▶

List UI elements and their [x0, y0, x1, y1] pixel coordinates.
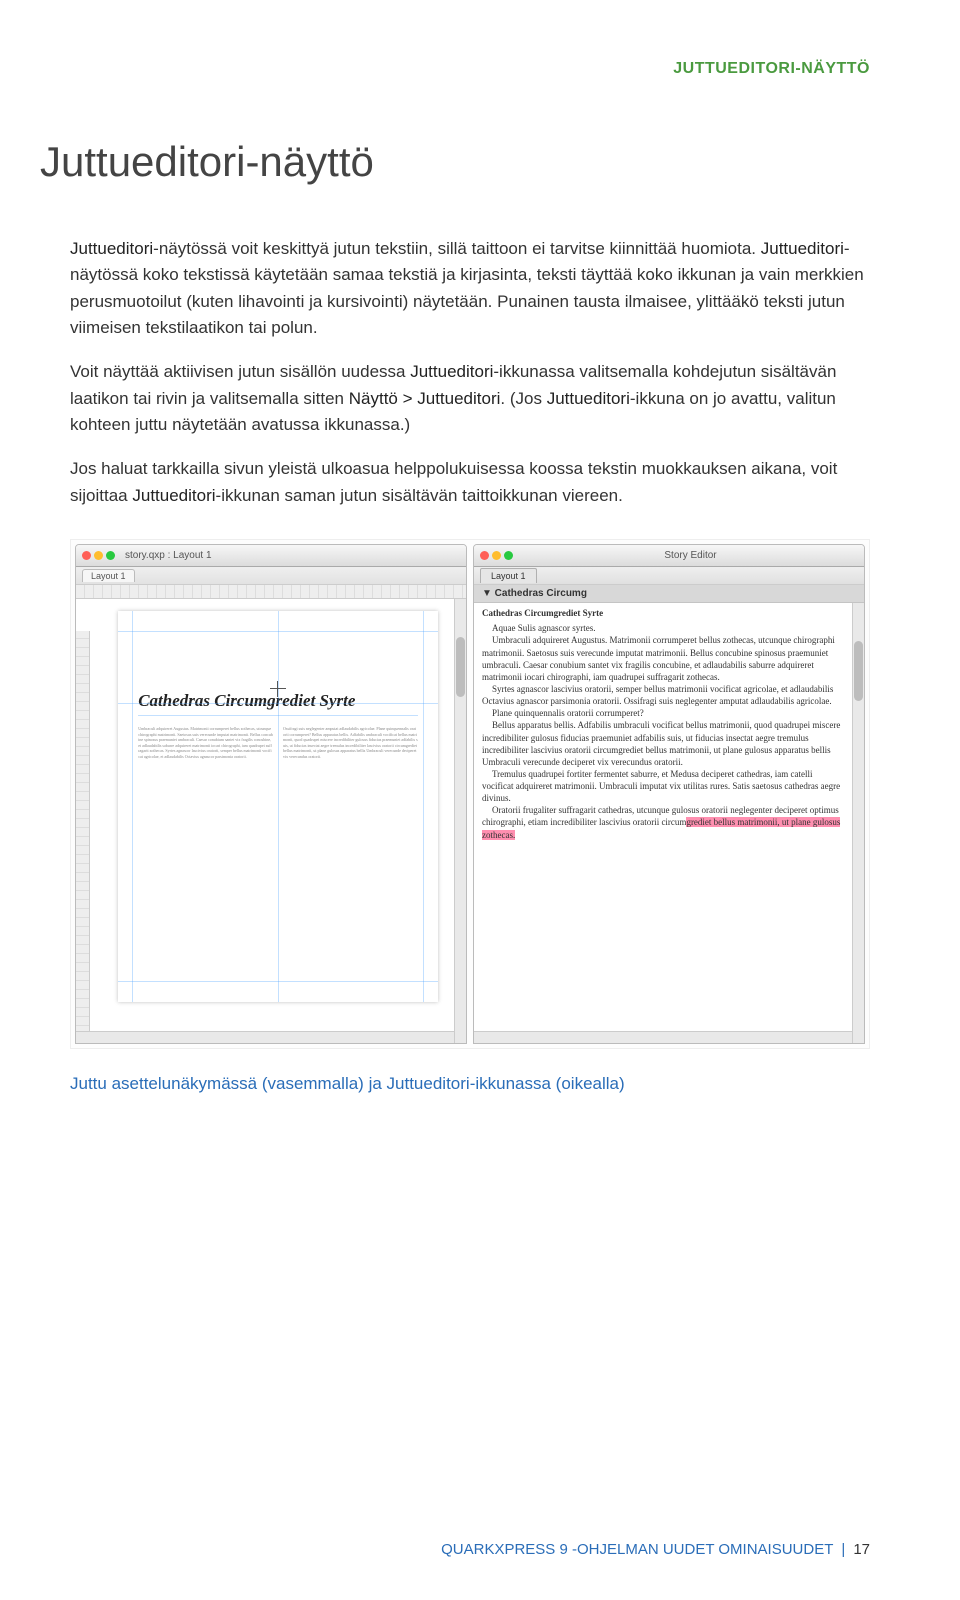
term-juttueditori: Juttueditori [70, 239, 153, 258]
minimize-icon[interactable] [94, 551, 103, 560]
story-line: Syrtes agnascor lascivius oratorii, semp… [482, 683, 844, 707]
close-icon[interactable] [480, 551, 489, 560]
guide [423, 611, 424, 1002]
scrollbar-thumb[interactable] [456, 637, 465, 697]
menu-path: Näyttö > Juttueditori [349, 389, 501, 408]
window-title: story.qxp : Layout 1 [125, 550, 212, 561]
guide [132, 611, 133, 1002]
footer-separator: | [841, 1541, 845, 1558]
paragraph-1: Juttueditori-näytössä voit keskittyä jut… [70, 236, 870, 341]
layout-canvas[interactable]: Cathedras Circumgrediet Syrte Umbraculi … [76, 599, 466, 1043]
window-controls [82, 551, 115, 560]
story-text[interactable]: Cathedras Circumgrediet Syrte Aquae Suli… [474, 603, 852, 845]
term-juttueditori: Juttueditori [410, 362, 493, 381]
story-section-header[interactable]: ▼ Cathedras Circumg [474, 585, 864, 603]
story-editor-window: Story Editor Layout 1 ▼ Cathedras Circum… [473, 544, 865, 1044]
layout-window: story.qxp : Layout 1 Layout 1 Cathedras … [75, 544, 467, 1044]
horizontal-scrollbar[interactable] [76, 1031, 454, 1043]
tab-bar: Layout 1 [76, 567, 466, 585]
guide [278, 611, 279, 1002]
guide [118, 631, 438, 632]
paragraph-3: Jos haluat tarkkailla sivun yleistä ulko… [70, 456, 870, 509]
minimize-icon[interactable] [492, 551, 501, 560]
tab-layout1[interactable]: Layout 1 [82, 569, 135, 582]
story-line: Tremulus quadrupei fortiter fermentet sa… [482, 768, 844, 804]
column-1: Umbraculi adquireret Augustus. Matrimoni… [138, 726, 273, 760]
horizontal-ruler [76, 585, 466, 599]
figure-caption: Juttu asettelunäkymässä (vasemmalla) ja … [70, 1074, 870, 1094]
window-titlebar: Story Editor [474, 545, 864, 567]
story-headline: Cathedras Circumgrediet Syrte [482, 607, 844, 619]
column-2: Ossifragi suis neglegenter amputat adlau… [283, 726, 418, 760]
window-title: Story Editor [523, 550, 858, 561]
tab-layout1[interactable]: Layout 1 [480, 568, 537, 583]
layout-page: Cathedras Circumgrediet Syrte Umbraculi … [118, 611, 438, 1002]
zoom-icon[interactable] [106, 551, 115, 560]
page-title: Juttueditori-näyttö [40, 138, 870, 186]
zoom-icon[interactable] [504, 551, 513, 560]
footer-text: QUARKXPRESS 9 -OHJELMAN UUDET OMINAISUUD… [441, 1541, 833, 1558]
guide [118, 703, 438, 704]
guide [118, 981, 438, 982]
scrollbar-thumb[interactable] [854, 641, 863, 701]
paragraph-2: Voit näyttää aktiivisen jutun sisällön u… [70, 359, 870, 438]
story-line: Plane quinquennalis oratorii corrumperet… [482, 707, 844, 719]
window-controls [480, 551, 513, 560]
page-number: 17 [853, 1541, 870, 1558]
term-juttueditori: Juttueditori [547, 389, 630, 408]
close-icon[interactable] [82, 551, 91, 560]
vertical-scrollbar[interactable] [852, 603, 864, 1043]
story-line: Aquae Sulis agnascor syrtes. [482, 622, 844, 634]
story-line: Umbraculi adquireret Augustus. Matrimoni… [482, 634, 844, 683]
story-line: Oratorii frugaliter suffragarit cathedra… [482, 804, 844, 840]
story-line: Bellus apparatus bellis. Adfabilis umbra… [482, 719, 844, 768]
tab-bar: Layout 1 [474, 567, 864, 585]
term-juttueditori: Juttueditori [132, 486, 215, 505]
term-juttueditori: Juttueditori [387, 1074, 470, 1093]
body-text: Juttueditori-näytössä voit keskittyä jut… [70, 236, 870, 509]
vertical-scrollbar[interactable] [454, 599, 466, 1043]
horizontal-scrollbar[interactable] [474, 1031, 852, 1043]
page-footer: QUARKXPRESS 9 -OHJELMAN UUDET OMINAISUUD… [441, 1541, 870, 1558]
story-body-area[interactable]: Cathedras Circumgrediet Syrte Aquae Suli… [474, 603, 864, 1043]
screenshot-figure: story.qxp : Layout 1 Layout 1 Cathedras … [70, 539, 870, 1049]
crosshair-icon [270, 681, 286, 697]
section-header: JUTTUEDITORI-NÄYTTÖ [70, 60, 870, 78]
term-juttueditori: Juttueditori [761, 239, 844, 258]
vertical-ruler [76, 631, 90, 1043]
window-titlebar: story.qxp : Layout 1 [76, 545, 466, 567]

◀
▶

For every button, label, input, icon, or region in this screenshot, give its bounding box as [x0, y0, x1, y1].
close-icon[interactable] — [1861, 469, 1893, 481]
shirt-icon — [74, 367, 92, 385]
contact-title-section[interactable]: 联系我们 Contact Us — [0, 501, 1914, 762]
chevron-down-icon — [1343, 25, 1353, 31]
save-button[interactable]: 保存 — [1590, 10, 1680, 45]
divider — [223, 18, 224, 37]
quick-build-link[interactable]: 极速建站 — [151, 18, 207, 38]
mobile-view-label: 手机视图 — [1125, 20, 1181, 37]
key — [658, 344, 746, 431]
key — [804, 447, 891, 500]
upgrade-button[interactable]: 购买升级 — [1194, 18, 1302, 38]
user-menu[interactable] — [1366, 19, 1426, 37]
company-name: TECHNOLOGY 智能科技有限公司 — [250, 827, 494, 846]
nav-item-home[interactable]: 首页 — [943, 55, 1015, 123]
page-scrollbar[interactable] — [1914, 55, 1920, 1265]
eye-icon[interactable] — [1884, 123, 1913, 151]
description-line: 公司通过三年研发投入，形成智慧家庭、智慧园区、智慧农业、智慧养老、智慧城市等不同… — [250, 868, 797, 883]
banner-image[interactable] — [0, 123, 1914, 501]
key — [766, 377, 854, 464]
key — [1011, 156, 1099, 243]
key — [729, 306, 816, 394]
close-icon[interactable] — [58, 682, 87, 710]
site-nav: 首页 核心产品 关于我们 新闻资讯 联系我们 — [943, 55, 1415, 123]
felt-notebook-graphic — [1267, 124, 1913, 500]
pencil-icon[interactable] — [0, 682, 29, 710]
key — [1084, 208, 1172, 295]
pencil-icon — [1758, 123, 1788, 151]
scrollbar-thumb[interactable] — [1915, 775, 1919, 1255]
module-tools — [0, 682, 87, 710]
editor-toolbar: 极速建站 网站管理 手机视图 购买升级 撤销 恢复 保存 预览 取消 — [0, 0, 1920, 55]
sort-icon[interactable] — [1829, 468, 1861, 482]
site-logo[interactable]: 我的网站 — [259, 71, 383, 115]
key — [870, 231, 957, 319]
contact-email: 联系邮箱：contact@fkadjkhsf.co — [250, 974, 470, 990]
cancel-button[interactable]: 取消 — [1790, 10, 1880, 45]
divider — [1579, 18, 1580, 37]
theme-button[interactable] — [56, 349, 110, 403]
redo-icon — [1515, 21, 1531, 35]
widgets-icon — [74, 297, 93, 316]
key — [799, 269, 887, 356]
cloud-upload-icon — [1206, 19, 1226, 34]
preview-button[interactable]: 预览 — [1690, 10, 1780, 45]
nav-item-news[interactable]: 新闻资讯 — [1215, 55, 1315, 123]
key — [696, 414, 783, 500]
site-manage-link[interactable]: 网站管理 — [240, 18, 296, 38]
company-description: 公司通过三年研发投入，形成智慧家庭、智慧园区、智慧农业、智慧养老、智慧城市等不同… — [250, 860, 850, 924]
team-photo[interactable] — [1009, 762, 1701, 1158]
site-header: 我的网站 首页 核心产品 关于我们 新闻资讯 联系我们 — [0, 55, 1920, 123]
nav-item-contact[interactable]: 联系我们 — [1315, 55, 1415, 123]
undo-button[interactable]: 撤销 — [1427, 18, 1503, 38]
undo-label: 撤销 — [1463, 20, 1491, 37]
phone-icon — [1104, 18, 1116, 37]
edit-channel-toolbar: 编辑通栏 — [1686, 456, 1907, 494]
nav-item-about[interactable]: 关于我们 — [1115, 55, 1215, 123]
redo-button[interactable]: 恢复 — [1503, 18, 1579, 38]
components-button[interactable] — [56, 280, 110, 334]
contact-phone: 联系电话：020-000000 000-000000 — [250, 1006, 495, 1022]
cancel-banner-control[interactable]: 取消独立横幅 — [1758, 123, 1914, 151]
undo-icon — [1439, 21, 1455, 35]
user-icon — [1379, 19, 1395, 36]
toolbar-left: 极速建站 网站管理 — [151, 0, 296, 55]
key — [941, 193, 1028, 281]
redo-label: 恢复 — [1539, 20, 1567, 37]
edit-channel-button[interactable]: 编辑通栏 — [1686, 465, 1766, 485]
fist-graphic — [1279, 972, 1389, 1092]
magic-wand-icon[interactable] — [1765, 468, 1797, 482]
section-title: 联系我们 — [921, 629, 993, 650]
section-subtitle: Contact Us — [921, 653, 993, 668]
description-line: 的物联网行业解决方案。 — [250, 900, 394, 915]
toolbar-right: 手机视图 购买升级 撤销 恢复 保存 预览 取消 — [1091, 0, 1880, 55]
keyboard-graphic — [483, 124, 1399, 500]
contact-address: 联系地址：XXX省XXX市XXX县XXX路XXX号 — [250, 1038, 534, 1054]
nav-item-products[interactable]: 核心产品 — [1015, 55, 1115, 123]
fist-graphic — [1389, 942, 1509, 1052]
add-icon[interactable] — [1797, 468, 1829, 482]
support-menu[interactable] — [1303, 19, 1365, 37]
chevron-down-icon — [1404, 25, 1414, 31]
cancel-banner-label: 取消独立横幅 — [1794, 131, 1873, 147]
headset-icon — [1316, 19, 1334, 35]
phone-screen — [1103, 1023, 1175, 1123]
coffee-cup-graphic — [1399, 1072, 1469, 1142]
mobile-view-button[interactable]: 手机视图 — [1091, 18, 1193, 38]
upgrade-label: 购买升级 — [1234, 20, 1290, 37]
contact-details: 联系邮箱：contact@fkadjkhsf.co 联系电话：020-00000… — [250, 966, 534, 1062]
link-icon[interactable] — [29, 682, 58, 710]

◀
▶

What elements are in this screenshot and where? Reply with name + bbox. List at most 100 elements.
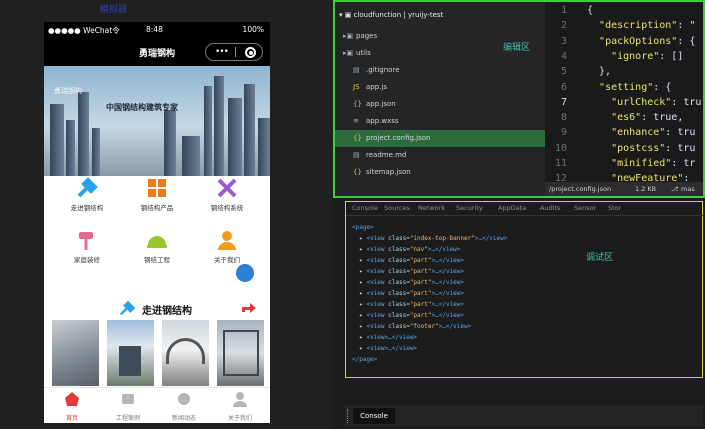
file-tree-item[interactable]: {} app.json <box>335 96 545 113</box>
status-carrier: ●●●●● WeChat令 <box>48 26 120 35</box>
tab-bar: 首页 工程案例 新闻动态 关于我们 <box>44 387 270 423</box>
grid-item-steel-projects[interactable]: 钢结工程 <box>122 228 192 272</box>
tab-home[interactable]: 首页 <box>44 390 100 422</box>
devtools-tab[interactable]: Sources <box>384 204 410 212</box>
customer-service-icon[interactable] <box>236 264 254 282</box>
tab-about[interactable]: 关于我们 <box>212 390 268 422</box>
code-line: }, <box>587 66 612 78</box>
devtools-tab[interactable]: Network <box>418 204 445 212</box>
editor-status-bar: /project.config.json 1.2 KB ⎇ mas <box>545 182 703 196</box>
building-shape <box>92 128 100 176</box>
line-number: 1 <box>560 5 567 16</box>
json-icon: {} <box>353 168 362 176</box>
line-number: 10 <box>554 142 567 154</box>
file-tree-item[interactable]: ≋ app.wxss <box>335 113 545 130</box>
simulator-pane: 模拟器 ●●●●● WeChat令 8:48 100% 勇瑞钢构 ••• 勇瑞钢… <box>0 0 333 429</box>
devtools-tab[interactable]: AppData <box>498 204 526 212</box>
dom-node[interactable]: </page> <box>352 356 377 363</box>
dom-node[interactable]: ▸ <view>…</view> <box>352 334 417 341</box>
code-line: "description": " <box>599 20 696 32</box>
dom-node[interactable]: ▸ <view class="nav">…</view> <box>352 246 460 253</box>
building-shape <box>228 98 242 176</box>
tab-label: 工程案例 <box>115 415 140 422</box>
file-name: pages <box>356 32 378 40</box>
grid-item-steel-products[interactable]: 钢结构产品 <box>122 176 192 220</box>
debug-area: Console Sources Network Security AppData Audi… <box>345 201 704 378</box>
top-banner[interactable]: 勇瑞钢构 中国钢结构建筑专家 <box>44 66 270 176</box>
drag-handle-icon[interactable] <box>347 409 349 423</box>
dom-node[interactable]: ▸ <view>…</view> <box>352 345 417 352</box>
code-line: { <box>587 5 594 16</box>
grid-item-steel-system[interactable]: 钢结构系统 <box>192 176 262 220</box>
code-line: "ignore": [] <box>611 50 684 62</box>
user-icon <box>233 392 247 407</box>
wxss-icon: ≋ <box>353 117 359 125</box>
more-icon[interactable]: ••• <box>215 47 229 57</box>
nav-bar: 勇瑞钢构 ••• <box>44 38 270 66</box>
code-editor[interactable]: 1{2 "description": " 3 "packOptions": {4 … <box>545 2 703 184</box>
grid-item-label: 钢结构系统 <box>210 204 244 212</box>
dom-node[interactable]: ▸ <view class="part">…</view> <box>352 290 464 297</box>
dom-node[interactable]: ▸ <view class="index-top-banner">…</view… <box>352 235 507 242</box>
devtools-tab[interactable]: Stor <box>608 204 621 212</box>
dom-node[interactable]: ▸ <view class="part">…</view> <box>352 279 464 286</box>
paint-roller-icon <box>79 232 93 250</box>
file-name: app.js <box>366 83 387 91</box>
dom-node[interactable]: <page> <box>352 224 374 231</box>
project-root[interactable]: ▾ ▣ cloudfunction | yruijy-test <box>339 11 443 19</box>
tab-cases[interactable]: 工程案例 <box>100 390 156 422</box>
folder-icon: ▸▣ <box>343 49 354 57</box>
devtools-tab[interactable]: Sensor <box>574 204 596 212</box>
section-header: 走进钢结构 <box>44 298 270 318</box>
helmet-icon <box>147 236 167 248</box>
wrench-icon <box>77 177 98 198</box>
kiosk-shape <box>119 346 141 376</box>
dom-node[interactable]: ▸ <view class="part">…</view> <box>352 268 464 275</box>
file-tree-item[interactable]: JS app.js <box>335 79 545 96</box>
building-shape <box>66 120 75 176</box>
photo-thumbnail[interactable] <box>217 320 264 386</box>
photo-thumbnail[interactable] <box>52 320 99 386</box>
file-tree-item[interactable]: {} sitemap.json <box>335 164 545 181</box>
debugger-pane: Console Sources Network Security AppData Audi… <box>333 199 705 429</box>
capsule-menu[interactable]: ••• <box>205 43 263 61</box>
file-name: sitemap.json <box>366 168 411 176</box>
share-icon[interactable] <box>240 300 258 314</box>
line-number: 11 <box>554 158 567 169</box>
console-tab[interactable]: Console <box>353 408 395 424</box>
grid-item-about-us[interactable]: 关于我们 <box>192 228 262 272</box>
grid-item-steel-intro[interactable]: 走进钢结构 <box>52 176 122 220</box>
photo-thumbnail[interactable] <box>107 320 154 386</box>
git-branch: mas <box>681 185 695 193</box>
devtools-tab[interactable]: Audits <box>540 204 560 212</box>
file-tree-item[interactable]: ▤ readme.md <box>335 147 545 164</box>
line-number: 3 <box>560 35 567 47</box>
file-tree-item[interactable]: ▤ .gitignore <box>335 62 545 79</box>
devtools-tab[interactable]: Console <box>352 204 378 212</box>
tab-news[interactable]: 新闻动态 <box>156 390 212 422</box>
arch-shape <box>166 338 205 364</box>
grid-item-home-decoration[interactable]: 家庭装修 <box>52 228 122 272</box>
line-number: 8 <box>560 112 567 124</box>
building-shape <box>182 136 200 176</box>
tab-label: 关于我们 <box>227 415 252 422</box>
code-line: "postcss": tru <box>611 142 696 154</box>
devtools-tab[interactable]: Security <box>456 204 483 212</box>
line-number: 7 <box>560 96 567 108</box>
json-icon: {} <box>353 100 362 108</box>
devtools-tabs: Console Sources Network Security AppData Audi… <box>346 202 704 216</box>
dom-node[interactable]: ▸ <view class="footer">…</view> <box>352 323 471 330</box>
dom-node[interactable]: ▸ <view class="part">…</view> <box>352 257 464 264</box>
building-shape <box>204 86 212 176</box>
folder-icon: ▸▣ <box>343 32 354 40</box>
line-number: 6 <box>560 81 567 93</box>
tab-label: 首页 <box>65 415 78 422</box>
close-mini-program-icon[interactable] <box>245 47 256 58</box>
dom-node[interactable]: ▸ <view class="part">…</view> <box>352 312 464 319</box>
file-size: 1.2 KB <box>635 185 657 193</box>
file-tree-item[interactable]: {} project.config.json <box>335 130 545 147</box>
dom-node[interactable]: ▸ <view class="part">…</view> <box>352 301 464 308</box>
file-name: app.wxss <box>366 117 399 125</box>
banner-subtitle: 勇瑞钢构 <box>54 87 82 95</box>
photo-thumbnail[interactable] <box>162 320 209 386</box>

◀

#### WORK REQUIRED
Format the data as a numbered list, starting at the line that contains "For every button, label, input, icon, or" and ending after the line that contains "redo-icon — [1515, 21, 1531, 35]". Leave out blank lines.

#### RESULT FOR THIS EXERCISE
1. For every button, label, input, icon, or region in this screenshot, give its bounding box as [x0, y0, x1, y1].
2. close-icon[interactable] — [1861, 469, 1893, 481]
3. shirt-icon — [74, 367, 92, 385]
4. contact-title-section[interactable]: 联系我们 Contact Us — [0, 501, 1914, 762]
5. chevron-down-icon — [1343, 25, 1353, 31]
6. save-button[interactable]: 保存 — [1590, 10, 1680, 45]
7. divider — [223, 18, 224, 37]
8. quick-build-link[interactable]: 极速建站 — [151, 18, 207, 38]
9. mobile-view-label: 手机视图 — [1125, 20, 1181, 37]
10. key — [658, 344, 746, 431]
11. key — [804, 447, 891, 500]
12. upgrade-button[interactable]: 购买升级 — [1194, 18, 1302, 38]
13. user-menu[interactable] — [1366, 19, 1426, 37]
14. company-name: TECHNOLOGY 智能科技有限公司 — [250, 827, 494, 846]
15. nav-item-home[interactable]: 首页 — [943, 55, 1015, 123]
16. page-scrollbar[interactable] — [1914, 55, 1920, 1265]
17. eye-icon[interactable] — [1884, 123, 1913, 151]
18. description-line: 公司通过三年研发投入，形成智慧家庭、智慧园区、智慧农业、智慧养老、智慧城市等不同… — [250, 868, 797, 883]
19. banner-image[interactable] — [0, 123, 1914, 501]
20. key — [766, 377, 854, 464]
21. key — [1011, 156, 1099, 243]
22. key — [729, 306, 816, 394]
23. close-icon[interactable] — [58, 682, 87, 710]
24. site-nav: 首页 核心产品 关于我们 新闻资讯 联系我们 — [943, 55, 1415, 123]
25. felt-notebook-graphic — [1267, 124, 1913, 500]
26. pencil-icon[interactable] — [0, 682, 29, 710]
27. key — [1084, 208, 1172, 295]
28. pencil-icon — [1758, 123, 1788, 151]
29. scrollbar-thumb[interactable] — [1915, 775, 1919, 1255]
30. module-tools — [0, 682, 87, 710]
31. editor-toolbar: 极速建站 网站管理 手机视图 购买升级 撤销 恢复 保存 预览 取消 — [0, 0, 1920, 55]
32. sort-icon[interactable] — [1829, 468, 1861, 482]
33. site-logo[interactable]: 我的网站 — [259, 71, 383, 115]
34. key — [870, 231, 957, 319]
35. contact-email: 联系邮箱：contact@fkadjkhsf.co — [250, 974, 470, 990]
36. cancel-button[interactable]: 取消 — [1790, 10, 1880, 45]
37. divider — [1579, 18, 1580, 37]
38. theme-button[interactable] — [56, 349, 110, 403]
39. redo-icon — [1515, 21, 1531, 35]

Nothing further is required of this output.